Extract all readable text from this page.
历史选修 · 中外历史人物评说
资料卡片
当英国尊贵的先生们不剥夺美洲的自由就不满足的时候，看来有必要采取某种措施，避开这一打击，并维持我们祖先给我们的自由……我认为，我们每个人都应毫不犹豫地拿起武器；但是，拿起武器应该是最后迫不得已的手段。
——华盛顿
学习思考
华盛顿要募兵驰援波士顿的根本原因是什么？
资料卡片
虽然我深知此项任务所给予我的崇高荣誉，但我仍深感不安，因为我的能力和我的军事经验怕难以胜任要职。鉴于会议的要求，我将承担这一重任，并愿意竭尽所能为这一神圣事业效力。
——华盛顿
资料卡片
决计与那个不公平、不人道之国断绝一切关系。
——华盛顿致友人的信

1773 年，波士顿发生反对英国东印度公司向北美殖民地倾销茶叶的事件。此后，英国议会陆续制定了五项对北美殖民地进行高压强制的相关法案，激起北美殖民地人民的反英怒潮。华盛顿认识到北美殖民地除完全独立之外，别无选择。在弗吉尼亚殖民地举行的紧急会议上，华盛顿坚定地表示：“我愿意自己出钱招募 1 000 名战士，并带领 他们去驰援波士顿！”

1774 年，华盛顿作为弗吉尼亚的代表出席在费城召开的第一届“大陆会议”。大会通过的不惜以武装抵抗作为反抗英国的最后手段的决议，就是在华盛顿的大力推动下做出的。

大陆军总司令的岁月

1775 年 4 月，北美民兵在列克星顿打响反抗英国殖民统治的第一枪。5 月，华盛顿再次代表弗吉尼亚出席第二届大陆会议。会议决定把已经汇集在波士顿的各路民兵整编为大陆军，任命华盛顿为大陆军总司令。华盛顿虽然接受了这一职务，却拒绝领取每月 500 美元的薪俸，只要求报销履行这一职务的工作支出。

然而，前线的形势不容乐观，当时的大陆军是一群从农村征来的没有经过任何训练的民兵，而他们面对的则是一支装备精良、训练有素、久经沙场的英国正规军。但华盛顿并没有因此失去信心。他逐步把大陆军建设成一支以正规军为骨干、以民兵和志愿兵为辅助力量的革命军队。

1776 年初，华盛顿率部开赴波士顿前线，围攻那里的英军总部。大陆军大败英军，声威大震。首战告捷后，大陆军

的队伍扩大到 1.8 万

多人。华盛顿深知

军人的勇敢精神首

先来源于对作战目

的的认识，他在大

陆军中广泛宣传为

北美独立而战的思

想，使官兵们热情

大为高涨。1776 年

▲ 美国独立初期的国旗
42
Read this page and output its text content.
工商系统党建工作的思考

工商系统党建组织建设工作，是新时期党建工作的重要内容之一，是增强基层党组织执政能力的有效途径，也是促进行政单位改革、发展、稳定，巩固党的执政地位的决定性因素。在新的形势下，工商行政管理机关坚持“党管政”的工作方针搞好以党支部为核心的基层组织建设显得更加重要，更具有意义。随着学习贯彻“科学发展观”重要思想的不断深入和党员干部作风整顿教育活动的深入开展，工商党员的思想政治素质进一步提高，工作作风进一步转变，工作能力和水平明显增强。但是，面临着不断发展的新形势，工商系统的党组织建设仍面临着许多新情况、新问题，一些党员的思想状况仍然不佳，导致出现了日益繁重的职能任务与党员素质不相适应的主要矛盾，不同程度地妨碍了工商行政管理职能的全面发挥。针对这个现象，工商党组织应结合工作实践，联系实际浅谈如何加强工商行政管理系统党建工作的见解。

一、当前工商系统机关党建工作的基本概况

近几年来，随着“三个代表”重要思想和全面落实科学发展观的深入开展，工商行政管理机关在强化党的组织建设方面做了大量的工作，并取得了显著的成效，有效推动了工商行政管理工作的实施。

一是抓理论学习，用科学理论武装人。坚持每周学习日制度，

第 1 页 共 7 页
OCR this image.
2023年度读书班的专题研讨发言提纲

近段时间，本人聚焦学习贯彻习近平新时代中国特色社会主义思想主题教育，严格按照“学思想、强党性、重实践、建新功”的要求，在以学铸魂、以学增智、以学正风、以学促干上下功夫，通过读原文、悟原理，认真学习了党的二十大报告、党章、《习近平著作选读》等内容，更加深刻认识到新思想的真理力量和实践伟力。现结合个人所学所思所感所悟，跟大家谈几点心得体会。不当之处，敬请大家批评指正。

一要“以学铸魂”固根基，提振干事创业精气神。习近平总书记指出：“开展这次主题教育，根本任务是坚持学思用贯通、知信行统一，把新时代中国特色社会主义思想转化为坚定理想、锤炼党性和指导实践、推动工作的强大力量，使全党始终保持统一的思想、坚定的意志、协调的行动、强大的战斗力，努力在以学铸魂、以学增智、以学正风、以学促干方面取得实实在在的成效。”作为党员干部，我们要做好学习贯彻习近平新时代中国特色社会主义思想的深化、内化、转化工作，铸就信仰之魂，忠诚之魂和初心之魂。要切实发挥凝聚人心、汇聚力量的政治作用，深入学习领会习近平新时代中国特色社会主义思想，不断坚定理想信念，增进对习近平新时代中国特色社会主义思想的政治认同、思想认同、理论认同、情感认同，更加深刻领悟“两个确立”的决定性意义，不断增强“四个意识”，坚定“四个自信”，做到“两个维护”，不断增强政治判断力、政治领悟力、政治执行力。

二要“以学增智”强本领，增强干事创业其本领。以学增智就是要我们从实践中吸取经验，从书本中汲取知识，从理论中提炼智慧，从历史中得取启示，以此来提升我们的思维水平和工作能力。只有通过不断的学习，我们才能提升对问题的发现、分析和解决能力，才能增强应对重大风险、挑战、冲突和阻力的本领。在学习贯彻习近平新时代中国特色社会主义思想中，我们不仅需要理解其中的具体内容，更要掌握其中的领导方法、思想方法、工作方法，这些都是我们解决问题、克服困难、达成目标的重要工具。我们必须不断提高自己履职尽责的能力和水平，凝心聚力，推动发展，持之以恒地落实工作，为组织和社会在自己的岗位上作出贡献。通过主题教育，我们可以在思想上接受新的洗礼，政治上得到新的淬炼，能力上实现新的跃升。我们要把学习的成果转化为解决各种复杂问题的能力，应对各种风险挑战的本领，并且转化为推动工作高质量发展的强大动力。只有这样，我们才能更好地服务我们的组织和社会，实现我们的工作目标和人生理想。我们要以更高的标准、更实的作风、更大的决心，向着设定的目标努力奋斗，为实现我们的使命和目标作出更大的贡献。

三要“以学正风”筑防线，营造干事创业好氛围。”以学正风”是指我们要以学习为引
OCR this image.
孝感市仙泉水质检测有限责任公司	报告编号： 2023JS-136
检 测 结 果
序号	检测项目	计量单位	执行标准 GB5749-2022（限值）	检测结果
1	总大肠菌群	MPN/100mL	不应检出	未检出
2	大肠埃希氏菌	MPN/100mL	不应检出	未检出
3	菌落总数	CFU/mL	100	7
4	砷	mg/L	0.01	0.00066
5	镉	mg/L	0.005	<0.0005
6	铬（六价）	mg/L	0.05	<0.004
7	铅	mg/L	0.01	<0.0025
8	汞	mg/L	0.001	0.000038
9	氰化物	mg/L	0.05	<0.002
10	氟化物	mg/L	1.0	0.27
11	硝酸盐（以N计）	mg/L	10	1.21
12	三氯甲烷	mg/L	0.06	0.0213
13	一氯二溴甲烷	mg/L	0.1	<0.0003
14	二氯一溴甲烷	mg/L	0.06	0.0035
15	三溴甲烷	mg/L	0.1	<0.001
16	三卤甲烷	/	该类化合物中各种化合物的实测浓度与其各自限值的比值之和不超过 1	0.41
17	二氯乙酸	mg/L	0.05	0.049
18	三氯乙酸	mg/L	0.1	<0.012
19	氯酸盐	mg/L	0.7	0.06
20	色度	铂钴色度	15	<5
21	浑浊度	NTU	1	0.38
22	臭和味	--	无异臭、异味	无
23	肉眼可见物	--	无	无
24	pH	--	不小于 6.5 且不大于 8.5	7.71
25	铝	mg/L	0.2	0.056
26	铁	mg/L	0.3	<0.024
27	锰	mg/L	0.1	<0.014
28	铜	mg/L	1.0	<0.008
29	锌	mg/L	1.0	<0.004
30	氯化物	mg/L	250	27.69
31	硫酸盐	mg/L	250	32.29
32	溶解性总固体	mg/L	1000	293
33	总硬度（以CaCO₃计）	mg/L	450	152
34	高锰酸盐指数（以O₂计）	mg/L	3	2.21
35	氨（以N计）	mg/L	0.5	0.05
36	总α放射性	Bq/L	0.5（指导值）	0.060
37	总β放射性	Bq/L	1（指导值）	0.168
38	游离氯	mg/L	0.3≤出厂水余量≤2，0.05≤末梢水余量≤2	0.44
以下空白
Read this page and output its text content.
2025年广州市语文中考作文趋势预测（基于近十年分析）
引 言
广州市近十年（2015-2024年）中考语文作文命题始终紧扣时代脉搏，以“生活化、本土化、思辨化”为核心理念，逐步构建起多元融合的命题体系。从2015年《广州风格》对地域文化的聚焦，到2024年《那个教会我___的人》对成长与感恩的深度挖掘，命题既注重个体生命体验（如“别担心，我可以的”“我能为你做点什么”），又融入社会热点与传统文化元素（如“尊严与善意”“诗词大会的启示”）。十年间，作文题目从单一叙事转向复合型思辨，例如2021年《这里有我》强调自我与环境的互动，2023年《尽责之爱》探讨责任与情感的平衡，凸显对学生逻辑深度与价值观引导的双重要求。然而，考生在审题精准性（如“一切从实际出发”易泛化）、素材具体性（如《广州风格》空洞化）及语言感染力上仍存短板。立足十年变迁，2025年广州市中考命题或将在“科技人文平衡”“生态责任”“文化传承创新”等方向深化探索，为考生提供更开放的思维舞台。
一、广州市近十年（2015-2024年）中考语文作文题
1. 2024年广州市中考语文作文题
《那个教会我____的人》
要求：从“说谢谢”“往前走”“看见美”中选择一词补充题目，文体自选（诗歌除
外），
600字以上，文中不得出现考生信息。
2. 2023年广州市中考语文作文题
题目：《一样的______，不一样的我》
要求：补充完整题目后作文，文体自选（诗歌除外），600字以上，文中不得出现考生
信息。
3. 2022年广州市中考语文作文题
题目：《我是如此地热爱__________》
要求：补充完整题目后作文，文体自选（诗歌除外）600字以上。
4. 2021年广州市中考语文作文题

● ● ● ● ●

State only the count of lines above that hold the string "文体自选".

3